== What to produce ==
The exercise asks you to copy every line below in which "ଆଇନସ" appears.

■ ■ ■ ■ ■

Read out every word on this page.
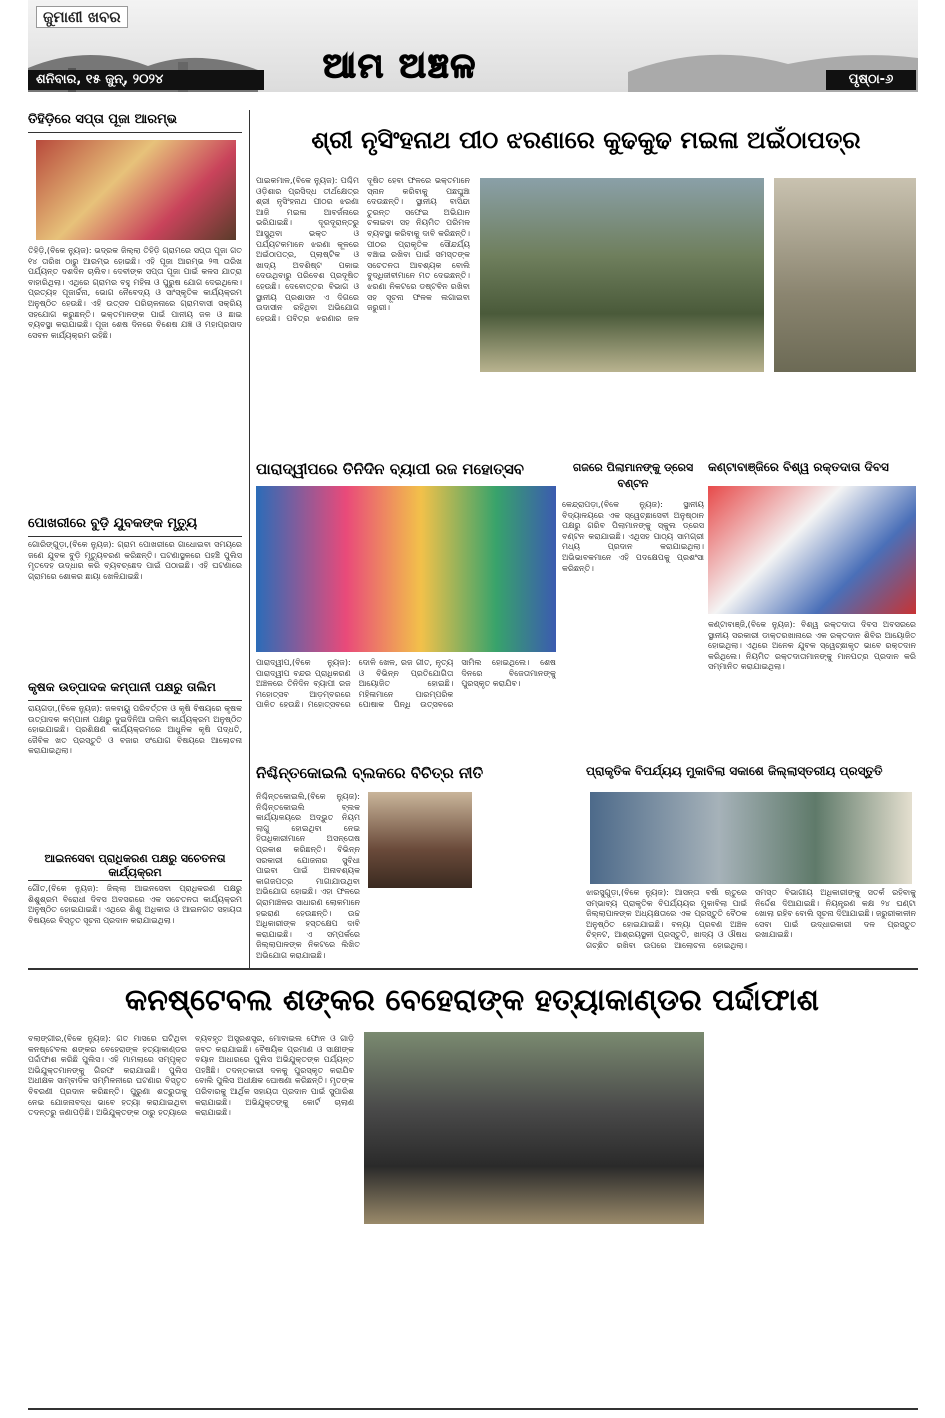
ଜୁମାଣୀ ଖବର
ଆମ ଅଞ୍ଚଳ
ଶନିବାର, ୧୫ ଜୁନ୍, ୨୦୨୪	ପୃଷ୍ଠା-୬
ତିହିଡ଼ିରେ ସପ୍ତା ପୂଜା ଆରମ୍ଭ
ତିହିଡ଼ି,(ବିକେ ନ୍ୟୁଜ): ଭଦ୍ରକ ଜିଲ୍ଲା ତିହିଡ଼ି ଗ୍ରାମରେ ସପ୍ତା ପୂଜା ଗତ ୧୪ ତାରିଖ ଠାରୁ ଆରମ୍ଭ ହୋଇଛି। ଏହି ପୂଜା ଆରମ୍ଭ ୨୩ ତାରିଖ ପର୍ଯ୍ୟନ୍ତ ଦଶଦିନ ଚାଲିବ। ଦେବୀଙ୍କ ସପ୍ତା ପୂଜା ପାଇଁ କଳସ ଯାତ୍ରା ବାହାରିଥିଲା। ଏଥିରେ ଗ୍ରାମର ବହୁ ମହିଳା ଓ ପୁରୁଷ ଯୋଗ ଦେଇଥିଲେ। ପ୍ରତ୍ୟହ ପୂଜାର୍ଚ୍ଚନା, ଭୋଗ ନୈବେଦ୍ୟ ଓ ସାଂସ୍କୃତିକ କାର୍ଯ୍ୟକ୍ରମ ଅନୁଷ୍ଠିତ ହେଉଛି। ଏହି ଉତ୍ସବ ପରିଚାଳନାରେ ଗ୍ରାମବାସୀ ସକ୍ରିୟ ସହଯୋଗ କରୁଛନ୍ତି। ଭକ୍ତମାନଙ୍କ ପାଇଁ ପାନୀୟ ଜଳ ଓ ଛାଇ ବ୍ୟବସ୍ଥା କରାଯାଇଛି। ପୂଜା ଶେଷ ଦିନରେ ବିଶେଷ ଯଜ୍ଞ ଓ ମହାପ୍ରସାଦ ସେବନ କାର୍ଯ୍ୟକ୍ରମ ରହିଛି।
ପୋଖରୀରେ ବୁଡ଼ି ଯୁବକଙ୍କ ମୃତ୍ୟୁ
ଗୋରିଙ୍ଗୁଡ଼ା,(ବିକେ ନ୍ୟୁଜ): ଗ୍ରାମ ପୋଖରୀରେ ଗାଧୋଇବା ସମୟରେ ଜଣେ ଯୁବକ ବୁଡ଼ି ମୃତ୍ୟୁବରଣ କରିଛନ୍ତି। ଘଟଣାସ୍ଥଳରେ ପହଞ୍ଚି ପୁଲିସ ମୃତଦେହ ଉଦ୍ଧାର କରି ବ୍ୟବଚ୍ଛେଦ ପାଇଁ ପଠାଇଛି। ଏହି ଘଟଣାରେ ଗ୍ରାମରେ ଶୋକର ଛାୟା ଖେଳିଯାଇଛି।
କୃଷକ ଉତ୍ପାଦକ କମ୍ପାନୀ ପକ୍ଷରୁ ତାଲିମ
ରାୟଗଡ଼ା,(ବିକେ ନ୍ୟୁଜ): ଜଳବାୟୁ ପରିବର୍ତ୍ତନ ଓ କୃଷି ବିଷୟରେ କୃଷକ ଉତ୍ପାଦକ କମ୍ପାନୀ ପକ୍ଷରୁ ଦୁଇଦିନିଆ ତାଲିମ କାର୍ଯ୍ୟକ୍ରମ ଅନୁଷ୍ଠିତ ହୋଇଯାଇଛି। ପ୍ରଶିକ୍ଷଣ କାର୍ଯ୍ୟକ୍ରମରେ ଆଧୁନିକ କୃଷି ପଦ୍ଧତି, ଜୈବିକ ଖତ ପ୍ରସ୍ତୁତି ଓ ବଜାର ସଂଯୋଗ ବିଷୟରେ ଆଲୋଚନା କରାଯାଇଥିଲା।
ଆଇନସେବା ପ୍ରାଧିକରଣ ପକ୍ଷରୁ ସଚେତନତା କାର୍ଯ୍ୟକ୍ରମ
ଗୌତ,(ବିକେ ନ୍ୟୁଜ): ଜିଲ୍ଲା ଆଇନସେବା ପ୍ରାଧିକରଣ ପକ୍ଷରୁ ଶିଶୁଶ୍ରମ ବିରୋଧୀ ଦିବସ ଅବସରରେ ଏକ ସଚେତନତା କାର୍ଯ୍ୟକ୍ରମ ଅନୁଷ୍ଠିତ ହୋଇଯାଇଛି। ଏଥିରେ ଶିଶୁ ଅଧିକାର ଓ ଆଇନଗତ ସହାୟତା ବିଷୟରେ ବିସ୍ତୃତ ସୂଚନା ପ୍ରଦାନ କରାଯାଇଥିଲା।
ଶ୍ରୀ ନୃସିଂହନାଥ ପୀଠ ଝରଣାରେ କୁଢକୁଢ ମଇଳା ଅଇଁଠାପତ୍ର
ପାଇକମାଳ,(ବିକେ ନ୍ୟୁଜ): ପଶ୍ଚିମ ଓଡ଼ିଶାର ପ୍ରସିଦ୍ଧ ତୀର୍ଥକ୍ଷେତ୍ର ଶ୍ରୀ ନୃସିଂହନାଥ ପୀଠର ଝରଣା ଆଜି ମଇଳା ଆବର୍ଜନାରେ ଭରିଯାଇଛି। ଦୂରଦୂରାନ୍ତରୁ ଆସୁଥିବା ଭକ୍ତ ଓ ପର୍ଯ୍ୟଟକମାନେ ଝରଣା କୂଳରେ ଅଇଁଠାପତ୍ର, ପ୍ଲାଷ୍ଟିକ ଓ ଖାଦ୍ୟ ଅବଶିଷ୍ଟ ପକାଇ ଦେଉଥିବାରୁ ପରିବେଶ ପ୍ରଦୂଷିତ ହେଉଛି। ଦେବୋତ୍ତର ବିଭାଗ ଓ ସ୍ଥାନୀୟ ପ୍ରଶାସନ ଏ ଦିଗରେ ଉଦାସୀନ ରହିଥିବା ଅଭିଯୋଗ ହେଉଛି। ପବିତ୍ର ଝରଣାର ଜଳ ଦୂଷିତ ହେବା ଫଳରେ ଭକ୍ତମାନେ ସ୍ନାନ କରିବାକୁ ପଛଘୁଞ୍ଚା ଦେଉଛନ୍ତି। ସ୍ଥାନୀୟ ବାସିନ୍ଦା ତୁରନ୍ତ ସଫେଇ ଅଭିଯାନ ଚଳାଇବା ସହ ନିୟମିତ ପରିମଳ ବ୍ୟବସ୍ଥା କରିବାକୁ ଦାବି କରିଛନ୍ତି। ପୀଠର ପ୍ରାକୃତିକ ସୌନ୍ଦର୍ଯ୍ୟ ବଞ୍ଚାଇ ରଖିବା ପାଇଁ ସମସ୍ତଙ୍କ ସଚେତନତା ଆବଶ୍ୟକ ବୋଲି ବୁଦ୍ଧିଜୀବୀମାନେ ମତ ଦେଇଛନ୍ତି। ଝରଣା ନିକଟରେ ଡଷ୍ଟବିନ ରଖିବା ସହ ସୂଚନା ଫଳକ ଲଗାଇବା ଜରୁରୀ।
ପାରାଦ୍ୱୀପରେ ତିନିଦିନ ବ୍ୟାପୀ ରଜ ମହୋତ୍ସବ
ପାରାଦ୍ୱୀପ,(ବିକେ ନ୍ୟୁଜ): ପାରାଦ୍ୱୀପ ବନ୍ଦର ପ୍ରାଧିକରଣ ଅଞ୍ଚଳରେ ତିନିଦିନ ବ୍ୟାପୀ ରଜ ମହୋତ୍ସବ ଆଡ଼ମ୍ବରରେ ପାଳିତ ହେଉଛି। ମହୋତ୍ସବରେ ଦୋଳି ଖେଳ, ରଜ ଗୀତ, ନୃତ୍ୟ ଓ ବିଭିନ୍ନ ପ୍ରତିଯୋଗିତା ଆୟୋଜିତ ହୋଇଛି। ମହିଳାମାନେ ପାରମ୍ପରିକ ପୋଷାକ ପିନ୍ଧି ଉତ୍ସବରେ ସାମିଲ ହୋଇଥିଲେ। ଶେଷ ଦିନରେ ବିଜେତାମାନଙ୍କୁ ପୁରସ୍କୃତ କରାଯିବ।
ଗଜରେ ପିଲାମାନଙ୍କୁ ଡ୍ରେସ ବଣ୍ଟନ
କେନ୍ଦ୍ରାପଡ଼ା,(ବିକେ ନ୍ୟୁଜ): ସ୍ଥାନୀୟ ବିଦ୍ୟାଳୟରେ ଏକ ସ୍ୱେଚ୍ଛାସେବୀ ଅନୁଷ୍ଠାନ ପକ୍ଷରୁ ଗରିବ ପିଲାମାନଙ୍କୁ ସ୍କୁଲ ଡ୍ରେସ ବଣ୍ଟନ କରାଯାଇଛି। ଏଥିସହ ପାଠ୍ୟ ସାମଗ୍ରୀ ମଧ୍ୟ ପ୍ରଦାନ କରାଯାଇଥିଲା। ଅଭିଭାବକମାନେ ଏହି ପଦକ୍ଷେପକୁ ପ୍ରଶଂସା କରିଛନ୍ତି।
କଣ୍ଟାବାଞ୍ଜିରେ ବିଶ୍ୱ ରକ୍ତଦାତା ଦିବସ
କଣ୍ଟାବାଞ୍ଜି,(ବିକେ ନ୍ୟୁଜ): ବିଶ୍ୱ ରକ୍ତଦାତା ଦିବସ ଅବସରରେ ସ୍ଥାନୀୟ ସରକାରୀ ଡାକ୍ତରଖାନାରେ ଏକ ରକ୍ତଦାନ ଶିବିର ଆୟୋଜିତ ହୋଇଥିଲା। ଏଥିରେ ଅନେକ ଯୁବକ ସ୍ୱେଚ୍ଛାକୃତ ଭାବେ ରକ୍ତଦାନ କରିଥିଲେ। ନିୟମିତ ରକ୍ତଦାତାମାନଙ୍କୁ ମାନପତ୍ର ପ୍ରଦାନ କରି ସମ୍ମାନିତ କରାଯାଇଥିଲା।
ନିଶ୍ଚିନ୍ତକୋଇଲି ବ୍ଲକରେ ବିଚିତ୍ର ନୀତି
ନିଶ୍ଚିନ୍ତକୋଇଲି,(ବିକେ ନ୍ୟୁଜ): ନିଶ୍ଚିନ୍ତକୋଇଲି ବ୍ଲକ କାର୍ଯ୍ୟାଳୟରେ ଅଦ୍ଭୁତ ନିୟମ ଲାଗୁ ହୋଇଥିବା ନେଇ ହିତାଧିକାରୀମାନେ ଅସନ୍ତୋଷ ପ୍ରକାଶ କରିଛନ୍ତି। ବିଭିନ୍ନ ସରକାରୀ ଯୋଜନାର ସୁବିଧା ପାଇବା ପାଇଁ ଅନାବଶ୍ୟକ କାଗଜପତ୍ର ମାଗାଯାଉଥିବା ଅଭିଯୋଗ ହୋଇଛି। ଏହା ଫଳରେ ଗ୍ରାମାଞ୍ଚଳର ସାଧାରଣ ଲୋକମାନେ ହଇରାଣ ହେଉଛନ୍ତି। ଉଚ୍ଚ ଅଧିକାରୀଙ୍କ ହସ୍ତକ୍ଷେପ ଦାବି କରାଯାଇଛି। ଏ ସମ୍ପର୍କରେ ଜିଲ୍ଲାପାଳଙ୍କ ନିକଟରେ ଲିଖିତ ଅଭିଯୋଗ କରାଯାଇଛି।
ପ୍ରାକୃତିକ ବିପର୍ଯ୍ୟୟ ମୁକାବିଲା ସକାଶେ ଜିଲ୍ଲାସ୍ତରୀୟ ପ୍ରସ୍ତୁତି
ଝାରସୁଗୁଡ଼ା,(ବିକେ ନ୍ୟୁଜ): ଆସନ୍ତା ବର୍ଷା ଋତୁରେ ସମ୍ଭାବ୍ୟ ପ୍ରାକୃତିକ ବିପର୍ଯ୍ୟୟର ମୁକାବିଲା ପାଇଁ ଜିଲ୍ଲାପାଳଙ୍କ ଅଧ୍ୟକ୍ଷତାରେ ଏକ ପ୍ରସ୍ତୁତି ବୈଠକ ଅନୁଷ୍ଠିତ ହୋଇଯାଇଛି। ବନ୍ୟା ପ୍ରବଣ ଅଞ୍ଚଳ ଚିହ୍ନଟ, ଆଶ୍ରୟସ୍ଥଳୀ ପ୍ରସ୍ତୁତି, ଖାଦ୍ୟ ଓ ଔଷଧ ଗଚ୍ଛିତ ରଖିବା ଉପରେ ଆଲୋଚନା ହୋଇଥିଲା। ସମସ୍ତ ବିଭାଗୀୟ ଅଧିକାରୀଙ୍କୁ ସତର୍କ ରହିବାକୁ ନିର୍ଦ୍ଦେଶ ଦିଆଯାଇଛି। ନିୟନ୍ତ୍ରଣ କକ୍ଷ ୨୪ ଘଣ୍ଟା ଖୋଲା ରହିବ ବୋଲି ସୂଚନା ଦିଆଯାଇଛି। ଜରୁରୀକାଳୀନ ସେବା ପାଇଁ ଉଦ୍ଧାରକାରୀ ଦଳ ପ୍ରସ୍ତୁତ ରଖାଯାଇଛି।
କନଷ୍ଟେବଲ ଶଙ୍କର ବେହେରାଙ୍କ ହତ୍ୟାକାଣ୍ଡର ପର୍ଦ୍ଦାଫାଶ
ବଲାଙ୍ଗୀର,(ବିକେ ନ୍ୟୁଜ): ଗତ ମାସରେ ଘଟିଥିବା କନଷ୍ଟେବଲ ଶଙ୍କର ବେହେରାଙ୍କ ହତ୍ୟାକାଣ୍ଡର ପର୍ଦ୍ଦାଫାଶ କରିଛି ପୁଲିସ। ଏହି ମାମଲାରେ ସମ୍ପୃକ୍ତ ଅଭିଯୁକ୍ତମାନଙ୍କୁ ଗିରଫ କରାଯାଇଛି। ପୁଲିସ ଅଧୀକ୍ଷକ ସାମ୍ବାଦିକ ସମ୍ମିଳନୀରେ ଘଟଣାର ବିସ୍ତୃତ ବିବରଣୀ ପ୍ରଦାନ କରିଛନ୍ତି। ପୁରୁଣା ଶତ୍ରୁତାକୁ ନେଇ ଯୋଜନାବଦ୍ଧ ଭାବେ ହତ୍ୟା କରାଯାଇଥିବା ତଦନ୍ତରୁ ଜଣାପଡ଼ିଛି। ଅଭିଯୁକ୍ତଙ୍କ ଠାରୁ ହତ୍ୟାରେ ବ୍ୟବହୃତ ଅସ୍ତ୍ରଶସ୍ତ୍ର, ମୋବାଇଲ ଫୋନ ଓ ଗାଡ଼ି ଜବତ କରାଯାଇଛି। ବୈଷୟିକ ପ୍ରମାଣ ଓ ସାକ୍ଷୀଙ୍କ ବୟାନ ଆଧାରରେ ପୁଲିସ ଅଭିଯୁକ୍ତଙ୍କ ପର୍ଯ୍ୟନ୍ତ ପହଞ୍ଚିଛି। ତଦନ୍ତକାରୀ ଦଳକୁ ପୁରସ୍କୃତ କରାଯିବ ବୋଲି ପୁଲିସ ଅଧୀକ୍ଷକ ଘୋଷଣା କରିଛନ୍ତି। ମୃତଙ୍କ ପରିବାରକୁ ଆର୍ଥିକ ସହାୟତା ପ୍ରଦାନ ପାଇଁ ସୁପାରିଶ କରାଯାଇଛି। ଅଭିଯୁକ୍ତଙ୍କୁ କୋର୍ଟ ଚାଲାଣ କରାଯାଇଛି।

■ ■ ■ ■ ■

== Problem solution ==
ଆଇନସେବା ପ୍ରାଧିକରଣ ପକ୍ଷରୁ ସଚେତନତା କାର୍ଯ୍ୟକ୍ରମ
ଗୌତ,(ବିକେ ନ୍ୟୁଜ): ଜିଲ୍ଲା ଆଇନସେବା ପ୍ରାଧିକରଣ ପକ୍ଷରୁ ଶିଶୁଶ୍ରମ ବିରୋଧୀ ଦିବସ ଅବସରରେ ଏକ ସଚେତନତା କାର୍ଯ୍ୟକ୍ରମ ଅନୁଷ୍ଠିତ ହୋଇଯାଇଛି। ଏଥିରେ ଶିଶୁ ଅଧିକାର ଓ ଆଇନଗତ ସହାୟତା ବିଷୟରେ ବିସ୍ତୃତ ସୂଚନା ପ୍ରଦାନ କରାଯାଇଥିଲା।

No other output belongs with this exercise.